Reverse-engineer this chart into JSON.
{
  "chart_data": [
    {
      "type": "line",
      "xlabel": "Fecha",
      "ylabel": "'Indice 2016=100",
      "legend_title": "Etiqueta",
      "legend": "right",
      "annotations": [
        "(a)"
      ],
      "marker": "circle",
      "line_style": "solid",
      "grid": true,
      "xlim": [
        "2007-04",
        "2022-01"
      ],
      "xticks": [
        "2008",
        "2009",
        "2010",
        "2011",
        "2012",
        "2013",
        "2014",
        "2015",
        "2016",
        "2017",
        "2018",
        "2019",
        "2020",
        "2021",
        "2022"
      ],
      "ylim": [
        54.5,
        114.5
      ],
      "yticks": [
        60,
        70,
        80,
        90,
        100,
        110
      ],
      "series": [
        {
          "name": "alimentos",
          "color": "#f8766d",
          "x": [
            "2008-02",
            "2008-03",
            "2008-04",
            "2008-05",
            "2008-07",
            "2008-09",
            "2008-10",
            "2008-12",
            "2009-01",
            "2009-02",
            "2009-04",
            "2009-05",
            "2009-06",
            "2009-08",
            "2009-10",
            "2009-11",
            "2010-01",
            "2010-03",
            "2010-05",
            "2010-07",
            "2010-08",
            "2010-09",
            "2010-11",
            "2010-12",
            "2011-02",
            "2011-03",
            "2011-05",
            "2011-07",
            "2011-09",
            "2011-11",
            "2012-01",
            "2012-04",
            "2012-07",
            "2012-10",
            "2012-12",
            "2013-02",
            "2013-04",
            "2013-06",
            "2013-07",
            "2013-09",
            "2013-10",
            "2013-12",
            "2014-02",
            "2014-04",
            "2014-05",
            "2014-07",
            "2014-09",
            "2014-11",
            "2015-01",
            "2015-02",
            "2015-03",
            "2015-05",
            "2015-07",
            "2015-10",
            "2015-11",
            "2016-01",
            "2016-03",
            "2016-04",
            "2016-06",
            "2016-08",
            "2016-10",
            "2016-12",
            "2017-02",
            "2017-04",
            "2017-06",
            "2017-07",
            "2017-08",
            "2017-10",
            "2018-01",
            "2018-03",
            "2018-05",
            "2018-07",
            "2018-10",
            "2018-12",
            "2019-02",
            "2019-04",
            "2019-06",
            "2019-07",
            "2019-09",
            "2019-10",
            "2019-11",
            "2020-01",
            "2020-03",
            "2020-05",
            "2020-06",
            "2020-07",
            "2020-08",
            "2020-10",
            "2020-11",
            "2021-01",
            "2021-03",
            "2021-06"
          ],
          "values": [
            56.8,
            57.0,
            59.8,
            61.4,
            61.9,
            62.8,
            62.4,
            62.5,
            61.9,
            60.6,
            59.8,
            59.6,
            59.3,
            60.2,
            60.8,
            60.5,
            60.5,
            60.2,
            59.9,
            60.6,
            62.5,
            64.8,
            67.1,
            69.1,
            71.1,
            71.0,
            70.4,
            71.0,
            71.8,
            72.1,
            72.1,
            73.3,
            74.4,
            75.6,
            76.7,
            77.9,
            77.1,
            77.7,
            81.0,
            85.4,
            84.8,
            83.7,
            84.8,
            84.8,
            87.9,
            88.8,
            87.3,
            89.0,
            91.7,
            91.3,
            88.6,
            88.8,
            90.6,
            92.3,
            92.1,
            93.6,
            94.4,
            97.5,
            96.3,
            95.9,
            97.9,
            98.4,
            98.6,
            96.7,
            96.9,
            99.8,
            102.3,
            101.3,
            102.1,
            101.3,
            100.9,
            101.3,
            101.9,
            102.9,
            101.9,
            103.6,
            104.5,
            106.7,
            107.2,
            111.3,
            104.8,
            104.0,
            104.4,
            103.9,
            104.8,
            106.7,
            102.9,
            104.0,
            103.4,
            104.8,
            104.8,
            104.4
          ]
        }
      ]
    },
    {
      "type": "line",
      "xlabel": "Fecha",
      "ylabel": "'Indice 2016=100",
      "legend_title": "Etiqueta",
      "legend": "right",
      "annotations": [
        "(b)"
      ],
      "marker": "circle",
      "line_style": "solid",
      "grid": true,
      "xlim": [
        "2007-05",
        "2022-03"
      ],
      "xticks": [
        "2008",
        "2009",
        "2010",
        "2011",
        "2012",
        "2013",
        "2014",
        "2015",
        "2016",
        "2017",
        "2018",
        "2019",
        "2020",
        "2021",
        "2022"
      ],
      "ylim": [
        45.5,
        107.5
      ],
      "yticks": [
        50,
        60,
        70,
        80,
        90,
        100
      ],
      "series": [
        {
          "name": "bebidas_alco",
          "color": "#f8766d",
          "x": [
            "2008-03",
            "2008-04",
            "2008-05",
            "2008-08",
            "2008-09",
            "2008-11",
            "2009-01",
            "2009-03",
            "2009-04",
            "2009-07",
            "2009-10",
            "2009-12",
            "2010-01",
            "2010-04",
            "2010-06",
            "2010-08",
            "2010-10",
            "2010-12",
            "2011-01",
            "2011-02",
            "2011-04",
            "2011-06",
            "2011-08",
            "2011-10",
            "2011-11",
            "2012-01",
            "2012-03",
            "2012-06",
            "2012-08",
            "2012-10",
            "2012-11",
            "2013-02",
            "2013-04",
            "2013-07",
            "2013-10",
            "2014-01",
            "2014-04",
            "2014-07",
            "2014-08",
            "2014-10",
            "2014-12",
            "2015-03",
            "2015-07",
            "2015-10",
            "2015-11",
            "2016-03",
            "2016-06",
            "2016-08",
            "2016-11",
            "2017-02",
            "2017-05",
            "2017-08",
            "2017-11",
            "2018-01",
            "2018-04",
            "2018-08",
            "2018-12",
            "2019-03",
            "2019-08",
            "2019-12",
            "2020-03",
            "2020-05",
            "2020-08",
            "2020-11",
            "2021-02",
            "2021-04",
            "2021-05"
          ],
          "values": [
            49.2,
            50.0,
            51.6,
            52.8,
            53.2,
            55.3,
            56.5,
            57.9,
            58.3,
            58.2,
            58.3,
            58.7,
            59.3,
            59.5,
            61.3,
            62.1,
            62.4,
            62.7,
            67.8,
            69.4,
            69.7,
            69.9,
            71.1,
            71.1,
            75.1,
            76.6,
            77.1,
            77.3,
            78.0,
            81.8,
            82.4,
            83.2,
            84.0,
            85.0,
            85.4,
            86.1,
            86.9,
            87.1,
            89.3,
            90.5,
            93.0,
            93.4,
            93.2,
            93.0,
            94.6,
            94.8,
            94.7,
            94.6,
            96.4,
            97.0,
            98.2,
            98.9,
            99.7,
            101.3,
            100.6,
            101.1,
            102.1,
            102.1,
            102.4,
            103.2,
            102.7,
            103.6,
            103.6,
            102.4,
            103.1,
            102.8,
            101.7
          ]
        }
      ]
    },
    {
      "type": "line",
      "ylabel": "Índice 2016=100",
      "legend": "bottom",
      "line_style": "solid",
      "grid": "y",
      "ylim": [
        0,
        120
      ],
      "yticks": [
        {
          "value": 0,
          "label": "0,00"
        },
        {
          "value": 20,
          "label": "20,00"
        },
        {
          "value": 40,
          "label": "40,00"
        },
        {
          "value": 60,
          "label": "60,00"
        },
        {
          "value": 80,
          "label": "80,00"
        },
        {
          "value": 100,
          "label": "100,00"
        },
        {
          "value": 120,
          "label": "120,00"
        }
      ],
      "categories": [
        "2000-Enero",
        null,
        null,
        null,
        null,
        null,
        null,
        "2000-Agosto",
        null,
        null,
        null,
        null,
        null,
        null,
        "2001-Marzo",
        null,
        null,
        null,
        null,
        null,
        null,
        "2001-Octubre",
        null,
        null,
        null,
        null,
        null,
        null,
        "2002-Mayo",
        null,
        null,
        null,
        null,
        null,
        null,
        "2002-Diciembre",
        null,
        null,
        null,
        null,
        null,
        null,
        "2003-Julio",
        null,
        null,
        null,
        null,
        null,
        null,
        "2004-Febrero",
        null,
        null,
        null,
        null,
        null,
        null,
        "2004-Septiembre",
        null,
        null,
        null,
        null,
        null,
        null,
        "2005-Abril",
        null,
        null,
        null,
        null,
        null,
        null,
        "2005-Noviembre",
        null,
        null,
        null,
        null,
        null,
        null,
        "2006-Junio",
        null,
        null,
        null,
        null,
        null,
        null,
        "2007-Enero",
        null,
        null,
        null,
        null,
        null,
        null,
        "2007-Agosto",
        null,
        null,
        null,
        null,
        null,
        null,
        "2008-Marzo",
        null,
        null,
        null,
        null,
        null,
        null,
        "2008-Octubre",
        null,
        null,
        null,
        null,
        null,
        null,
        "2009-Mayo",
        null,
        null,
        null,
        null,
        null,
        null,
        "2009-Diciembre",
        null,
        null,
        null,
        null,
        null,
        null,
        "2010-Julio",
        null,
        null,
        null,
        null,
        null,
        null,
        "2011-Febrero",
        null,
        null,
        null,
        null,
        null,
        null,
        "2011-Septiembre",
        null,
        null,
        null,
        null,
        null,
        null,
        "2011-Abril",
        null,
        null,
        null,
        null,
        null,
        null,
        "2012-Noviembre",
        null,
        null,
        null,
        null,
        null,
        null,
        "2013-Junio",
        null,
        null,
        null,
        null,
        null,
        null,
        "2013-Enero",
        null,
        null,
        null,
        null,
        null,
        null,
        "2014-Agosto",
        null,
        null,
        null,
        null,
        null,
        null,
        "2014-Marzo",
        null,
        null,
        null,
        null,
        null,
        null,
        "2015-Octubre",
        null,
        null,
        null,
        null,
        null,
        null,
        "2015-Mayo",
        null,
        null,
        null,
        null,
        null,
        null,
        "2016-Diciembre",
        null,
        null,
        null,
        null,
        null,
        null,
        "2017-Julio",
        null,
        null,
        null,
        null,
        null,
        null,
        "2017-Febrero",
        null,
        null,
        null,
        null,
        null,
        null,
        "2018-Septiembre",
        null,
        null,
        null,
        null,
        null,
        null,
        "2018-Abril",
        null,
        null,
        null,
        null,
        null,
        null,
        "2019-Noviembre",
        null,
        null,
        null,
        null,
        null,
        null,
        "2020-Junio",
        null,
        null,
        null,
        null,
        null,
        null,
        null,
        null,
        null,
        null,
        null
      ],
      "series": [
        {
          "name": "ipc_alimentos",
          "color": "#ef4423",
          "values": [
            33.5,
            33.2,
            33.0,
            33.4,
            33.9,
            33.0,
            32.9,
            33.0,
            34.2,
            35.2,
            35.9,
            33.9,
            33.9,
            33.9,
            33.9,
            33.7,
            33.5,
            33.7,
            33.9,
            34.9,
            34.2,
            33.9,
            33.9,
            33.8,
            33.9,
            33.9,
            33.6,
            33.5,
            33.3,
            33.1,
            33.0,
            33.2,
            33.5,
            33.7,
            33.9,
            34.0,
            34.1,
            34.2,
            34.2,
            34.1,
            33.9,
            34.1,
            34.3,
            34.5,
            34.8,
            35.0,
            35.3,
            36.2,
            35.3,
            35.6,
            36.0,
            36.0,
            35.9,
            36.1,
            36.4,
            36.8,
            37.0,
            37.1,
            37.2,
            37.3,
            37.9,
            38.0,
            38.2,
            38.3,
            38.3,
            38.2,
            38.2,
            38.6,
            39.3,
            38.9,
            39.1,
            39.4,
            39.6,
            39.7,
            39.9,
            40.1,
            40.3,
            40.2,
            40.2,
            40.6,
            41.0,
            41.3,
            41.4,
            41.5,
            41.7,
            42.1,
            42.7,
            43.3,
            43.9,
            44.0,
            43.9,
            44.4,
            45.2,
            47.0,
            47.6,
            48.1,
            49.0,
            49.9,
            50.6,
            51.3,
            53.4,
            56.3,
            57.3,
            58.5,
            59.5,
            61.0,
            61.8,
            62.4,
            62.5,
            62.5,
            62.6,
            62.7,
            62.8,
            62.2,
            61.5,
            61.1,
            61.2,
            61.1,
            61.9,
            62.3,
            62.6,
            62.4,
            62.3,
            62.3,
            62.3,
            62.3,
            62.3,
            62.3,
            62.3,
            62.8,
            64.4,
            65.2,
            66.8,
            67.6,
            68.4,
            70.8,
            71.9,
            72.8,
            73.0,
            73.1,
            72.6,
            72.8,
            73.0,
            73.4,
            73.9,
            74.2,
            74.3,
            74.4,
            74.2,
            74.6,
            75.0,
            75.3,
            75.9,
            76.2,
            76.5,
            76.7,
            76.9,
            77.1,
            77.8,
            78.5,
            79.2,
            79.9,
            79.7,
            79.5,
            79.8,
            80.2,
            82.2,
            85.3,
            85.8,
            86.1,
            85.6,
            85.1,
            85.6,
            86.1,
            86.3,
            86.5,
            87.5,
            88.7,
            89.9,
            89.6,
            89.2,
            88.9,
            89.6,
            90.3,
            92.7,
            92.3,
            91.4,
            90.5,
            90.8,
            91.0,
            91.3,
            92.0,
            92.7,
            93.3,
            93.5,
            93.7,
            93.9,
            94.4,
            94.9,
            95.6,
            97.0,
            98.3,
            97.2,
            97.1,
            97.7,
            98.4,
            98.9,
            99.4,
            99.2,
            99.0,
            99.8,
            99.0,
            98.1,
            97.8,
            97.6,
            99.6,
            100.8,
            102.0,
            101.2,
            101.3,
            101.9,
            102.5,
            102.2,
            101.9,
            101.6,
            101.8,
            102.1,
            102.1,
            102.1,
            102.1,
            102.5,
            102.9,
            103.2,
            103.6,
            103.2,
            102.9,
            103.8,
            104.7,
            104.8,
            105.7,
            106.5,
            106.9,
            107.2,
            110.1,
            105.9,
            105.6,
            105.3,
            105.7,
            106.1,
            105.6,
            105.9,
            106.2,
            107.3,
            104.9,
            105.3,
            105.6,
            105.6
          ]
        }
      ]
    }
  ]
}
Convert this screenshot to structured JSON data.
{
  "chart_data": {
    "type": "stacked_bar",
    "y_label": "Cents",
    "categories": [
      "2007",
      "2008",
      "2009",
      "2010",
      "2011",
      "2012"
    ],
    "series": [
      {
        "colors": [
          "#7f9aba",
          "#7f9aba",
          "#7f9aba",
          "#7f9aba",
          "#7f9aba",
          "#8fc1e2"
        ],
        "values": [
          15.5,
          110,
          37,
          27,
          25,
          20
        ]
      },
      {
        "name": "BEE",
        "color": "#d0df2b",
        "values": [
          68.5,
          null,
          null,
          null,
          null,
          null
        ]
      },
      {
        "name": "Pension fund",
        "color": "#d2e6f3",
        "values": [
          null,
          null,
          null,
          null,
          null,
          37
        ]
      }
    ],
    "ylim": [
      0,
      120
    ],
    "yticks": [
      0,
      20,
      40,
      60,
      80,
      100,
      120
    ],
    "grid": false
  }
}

§ **EXERCISE DETAILS**
Scan the listing above. Collect all lines with the word "this".

§ **SOLUTION TO THE EXERCISE**
Reverse-engineer this chart into JSON.
Convert this screenshot to structured JSON data.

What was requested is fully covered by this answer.